Collection entries:
+++

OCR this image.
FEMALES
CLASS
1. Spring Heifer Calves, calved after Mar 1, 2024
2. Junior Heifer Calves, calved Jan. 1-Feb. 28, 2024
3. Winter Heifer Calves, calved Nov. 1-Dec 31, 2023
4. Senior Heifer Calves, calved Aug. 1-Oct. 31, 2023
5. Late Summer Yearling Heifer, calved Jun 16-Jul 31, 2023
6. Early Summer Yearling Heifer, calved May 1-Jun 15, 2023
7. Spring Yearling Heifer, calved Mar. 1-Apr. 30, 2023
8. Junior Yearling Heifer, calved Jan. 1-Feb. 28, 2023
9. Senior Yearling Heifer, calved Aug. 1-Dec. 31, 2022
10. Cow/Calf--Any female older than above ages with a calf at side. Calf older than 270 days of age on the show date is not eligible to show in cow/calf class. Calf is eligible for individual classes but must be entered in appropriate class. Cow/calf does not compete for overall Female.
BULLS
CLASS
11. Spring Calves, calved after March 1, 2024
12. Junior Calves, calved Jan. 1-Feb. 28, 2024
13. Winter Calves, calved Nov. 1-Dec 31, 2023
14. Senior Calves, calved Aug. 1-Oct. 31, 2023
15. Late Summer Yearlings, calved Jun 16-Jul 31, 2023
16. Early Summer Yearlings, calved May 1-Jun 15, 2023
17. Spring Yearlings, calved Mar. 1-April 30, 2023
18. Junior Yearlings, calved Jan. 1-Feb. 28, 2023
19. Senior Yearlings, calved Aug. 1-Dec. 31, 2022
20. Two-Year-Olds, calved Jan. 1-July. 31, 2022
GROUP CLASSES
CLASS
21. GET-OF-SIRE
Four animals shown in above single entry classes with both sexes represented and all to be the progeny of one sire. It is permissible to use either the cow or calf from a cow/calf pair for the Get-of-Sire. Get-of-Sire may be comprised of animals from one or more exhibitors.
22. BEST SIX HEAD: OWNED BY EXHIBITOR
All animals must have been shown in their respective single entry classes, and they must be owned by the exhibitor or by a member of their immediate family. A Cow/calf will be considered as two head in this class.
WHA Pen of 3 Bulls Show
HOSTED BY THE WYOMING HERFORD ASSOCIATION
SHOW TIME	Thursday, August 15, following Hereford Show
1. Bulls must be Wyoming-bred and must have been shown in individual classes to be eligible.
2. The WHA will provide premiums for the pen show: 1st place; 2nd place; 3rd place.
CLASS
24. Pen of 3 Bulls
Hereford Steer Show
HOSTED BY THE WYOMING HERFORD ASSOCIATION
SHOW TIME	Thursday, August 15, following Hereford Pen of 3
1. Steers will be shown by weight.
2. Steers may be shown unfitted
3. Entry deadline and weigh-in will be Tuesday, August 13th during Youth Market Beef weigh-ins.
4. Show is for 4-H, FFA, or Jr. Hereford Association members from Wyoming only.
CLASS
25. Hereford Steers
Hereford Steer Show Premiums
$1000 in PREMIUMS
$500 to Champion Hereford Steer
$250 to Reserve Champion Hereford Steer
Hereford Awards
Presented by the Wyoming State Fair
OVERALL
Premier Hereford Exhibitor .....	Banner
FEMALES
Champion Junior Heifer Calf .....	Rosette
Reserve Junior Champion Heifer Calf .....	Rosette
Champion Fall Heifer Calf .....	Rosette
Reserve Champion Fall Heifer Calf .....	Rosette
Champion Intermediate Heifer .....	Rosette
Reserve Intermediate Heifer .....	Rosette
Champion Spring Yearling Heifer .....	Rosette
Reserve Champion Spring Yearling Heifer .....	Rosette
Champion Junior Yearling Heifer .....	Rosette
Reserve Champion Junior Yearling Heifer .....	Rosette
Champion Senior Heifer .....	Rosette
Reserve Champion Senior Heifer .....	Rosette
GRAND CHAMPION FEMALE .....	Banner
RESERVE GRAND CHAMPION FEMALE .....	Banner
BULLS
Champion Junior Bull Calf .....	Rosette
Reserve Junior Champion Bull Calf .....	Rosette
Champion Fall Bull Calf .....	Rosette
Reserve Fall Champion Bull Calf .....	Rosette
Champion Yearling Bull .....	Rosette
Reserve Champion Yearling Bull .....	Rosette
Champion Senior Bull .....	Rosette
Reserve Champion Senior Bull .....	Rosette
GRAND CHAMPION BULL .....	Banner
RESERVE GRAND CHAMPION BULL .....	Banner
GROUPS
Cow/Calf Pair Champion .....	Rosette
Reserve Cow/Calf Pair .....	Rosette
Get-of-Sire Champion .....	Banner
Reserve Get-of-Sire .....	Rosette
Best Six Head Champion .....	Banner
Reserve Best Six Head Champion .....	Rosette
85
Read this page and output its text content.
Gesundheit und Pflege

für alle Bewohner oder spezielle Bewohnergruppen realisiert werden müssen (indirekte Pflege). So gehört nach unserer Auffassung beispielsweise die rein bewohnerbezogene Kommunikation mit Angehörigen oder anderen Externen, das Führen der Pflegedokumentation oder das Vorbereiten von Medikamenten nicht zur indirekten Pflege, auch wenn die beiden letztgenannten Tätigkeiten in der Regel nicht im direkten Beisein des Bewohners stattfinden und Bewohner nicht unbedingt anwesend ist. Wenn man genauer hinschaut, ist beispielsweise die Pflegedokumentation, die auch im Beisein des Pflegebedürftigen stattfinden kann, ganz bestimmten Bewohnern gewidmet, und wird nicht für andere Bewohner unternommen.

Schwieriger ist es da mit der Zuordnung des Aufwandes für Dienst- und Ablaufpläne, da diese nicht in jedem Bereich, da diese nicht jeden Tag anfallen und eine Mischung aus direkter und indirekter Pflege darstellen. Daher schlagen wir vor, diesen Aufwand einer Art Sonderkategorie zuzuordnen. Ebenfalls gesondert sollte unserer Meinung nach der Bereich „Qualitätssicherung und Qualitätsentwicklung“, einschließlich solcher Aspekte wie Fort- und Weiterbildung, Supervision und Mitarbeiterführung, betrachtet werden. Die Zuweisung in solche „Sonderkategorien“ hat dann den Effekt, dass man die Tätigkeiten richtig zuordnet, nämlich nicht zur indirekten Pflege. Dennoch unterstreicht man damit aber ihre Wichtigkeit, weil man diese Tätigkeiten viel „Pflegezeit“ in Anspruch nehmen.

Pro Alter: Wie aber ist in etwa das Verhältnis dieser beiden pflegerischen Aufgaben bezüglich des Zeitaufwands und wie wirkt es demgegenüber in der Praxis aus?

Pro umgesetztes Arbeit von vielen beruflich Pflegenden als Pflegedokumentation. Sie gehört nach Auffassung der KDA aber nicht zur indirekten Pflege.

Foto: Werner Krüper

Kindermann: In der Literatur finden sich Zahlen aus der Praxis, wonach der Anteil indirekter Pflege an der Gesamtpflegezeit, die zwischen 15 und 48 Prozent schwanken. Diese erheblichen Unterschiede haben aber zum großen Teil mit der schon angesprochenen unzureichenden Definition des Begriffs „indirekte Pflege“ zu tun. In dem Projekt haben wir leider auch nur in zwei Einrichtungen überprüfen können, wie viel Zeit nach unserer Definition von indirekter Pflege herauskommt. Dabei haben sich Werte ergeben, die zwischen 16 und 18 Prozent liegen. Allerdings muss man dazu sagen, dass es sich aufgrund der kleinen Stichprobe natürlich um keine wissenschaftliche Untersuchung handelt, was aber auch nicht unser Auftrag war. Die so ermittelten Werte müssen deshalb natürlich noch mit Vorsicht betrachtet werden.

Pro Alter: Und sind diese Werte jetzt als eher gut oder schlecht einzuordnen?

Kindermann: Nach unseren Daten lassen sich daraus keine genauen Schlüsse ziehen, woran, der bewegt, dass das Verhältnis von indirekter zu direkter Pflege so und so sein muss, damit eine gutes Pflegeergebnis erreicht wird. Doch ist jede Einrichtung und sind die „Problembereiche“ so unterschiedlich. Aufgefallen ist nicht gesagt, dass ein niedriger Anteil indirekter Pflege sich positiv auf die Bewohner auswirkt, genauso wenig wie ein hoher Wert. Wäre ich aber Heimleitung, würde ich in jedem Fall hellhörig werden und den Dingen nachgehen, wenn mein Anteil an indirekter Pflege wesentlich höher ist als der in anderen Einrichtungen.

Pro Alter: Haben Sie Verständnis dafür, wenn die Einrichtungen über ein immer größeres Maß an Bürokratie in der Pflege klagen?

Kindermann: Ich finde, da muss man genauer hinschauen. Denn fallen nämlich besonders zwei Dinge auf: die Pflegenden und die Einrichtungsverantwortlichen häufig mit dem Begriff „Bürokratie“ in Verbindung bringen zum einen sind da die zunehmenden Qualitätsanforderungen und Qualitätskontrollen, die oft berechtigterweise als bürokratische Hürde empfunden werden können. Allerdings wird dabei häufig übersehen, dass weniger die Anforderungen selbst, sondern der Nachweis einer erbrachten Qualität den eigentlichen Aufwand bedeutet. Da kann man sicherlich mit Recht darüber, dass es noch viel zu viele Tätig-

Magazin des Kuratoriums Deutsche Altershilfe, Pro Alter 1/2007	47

+++

THE EXERCISE: Copy out all lines where the word "beiden" appears.

IN RESPONSE:
für alle Bewohner oder spezielle Bewohnergruppen realisiert werden müssen (indirekte Pflege). So gehört nach unserer Auffassung beispielsweise die rein bewohnerbezogene Kommunikation mit Angehörigen oder anderen Externen, das Führen der Pflegedokumentation oder das Vorbereiten von Medikamenten nicht zur indirekten Pflege, auch wenn die beiden letztgenannten Tätigkeiten in der Regel nicht im direkten Beisein des Bewohners stattfinden und Bewohner nicht unbedingt anwesend ist. Wenn man genauer hinschaut, ist beispielsweise die Pflegedokumentation, die auch im Beisein des Pflegebedürftigen stattfinden kann, ganz bestimmten Bewohnern gewidmet, und wird nicht für andere Bewohner unternommen.
Pro Alter: Wie aber ist in etwa das Verhältnis dieser beiden pflegerischen Aufgaben bezüglich des Zeitaufwands und wie wirkt es demgegenüber in der Praxis aus?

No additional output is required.